Where a line below holds the string "POINT", copy that line.

○ ○ ○ ○

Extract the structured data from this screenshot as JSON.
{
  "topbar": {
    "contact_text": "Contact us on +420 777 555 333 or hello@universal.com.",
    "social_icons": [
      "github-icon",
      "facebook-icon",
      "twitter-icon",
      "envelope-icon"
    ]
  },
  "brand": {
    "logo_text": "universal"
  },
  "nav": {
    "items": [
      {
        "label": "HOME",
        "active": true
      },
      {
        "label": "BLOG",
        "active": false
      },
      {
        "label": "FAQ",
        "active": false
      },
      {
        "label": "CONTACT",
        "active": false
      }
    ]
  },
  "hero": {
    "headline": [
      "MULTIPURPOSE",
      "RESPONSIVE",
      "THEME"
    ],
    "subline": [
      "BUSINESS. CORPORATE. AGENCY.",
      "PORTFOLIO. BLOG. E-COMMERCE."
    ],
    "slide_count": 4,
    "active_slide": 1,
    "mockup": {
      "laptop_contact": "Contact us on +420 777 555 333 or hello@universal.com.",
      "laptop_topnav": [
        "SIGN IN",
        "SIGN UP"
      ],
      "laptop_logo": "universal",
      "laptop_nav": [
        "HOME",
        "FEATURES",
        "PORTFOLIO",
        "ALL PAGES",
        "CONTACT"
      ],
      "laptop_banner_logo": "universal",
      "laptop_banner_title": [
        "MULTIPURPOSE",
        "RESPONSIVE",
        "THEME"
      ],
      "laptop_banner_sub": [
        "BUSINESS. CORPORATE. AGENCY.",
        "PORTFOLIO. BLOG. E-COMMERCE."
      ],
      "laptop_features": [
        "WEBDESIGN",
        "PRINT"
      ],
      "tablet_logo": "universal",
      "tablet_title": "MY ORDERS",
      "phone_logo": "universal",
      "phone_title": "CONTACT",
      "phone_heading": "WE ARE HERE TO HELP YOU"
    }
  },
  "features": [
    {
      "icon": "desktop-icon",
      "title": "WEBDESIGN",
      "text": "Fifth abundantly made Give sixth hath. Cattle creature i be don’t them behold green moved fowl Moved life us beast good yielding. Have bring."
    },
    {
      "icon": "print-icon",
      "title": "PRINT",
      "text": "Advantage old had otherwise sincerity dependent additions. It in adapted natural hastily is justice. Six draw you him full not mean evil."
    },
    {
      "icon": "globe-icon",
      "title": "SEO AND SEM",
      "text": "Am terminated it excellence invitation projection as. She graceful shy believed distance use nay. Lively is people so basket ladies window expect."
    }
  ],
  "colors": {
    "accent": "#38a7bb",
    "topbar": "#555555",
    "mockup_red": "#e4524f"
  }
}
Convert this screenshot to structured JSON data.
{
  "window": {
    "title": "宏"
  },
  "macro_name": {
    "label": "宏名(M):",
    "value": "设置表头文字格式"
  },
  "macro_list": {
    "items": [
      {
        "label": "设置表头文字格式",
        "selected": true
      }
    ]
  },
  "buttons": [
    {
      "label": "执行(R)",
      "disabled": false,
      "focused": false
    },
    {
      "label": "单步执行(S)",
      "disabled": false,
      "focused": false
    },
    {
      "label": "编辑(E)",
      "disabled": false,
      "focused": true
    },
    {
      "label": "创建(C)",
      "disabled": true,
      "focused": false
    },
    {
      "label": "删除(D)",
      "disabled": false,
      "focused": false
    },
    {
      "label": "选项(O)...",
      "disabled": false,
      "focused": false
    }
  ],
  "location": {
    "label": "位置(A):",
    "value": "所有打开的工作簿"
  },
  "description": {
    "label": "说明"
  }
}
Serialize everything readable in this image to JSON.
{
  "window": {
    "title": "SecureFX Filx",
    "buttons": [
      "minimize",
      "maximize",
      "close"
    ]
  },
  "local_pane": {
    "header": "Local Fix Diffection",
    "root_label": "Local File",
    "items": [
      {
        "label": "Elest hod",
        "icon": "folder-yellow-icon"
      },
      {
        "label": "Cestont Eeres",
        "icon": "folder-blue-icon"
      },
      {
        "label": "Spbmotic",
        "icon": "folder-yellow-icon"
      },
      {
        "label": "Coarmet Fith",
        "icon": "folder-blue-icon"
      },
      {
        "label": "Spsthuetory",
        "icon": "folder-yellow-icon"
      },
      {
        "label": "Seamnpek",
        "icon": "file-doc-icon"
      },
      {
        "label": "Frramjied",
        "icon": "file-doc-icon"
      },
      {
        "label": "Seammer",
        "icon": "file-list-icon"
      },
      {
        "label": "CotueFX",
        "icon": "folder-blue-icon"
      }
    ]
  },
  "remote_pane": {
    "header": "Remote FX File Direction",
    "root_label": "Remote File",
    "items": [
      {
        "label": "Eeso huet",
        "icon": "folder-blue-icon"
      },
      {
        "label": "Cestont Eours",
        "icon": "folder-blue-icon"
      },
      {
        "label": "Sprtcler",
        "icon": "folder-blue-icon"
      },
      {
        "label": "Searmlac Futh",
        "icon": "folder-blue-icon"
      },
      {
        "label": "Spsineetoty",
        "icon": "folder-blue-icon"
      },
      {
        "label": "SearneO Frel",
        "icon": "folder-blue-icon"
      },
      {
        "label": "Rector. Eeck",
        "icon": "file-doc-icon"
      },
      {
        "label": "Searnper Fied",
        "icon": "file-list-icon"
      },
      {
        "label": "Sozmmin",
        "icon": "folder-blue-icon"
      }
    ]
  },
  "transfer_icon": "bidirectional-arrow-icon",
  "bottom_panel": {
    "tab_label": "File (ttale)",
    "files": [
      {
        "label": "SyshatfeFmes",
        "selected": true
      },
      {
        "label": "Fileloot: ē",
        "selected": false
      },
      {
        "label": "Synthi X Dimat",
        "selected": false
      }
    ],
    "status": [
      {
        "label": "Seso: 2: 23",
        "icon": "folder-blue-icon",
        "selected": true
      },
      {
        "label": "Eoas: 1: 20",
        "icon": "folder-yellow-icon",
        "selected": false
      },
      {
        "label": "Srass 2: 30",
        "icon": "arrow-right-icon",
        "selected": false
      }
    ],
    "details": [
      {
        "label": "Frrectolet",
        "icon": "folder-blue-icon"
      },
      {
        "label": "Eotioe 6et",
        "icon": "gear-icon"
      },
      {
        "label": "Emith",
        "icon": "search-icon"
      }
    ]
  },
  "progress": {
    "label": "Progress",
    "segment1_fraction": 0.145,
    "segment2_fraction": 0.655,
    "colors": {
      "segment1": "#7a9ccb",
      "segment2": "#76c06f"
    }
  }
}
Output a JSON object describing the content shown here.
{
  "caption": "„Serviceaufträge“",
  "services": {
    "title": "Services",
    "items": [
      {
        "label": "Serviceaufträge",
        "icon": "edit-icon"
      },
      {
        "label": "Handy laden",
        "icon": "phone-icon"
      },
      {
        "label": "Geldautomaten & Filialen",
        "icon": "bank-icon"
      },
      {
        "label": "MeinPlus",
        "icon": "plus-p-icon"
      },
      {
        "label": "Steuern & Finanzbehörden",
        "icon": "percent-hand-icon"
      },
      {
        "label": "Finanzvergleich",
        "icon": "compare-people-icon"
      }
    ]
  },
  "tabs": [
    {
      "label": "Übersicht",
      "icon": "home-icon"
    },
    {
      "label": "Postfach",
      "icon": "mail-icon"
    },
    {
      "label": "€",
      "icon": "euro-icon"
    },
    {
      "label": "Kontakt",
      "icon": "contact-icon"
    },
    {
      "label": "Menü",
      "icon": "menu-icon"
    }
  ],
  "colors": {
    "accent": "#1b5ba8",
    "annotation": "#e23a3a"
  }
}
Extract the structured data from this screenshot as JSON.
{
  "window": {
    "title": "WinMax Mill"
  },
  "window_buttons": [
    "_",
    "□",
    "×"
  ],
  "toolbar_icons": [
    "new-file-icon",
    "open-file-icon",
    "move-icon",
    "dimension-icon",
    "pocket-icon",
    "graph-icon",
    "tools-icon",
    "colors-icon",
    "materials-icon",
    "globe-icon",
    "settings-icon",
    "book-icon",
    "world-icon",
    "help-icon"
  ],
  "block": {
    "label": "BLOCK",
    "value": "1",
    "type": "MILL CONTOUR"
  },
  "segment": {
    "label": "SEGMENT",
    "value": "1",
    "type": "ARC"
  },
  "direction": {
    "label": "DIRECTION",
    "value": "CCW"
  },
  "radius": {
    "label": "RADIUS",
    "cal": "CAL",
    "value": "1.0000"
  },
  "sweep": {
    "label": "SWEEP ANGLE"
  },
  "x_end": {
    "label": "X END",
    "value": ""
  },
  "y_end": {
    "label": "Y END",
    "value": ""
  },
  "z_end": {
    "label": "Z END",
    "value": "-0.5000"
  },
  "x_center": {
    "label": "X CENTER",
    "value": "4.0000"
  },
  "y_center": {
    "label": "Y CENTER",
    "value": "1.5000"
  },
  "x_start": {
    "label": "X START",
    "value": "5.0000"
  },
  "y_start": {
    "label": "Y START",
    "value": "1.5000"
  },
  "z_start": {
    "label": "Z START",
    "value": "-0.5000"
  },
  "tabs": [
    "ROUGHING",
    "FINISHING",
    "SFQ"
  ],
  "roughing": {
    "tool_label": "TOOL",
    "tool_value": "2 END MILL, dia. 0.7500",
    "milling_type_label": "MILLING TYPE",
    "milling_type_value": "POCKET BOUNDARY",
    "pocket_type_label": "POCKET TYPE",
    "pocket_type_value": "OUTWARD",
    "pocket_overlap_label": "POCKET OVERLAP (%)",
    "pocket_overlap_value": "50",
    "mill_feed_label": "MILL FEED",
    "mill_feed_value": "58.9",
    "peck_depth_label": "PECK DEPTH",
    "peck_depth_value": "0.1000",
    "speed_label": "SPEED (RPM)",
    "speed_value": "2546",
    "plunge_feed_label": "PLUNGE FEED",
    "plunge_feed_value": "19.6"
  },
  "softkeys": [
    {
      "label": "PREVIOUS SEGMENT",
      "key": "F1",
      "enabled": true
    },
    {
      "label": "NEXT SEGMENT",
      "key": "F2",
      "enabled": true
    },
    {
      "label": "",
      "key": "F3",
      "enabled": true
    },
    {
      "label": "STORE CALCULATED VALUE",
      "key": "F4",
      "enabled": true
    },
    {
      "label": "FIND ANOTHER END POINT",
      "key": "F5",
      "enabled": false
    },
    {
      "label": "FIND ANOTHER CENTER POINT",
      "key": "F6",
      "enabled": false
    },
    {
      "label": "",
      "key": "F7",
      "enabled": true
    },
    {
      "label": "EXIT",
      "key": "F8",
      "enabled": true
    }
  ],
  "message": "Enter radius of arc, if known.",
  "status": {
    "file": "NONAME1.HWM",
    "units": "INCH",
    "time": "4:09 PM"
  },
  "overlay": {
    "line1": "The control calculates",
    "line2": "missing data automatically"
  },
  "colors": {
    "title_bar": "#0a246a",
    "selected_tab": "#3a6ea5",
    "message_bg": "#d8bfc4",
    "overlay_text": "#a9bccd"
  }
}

○ ○ ○ ○

* **Solution below**
      "label": "FIND ANOTHER END POINT",
      "label": "FIND ANOTHER CENTER POINT",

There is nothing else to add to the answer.